Your goal:
Transcribe all of the records word for word, but omit the pictures.
.....
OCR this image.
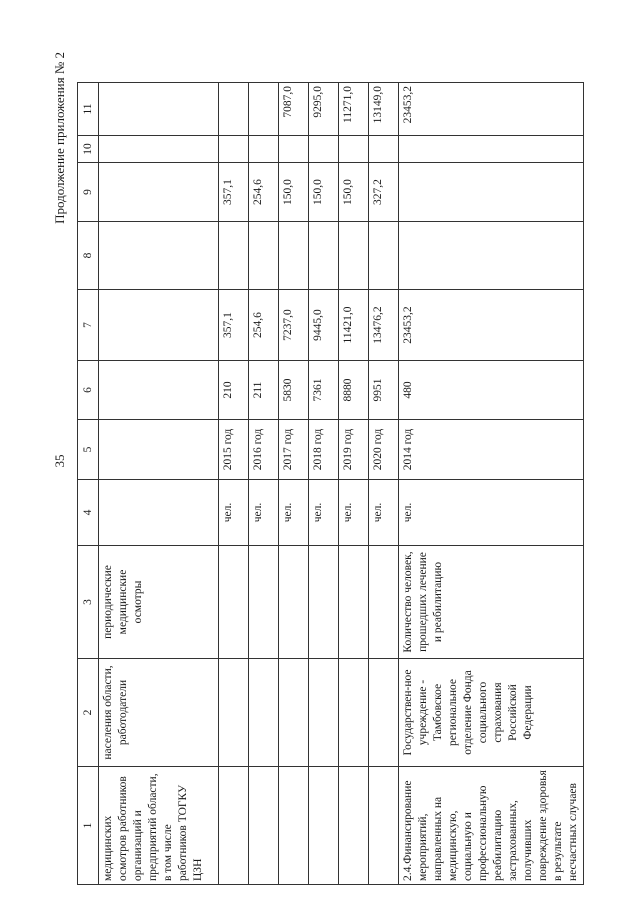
35
Продолжение приложения № 2
1	2	3	4	5	6	7	8	9	10	11
медицинских осмотров работников организаций и предприятий области, в том числе работников ТОГКУ ЦЗН	населения области, работодатели	периодические медицинские осмотры								
			чел.	2015 год	210	357,1		357,1		
			чел.	2016 год	211	254,6		254,6		
			чел.	2017 год	5830	7237,0		150,0		7087,0
			чел.	2018 год	7361	9445,0		150,0		9295,0
			чел.	2019 год	8880	11421,0		150,0		11271,0
			чел.	2020 год	9951	13476,2		327,2		13149,0
2.4.Финансирование мероприятий, направленных на медицинскую, социальную и профессиональную реабилитацию застрахованных, получивших повреждение здоровья в результате несчастных случаев	Государствен-ное учреждение - Тамбовское региональное отделение Фонда социального страхования Российской Федерации	Количество человек, прошедших лечение и реабилитацию	чел.	2014 год	480	23453,2				23453,2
.....
Output below:
OCR this image.
35
Продолжение приложения № 2
1	2	3	4	5	6	7	8	9	10	11
медицинских осмотров работников организаций и предприятий области, в том числе работников ТОГКУ ЦЗН	населения области, работодатели	периодические медицинские осмотры								
			чел.	2015 год	210	357,1		357,1		
			чел.	2016 год	211	254,6		254,6		
			чел.	2017 год	5830	7237,0		150,0		7087,0
			чел.	2018 год	7361	9445,0		150,0		9295,0
			чел.	2019 год	8880	11421,0		150,0		11271,0
			чел.	2020 год	9951	13476,2		327,2		13149,0
2.4.Финансирование мероприятий, направленных на медицинскую, социальную и профессиональную реабилитацию застрахованных, получивших повреждение здоровья в результате несчастных случаев	Государствен-ное учреждение - Тамбовское региональное отделение Фонда социального страхования Российской Федерации	Количество человек, прошедших лечение и реабилитацию	чел.	2014 год	480	23453,2				23453,2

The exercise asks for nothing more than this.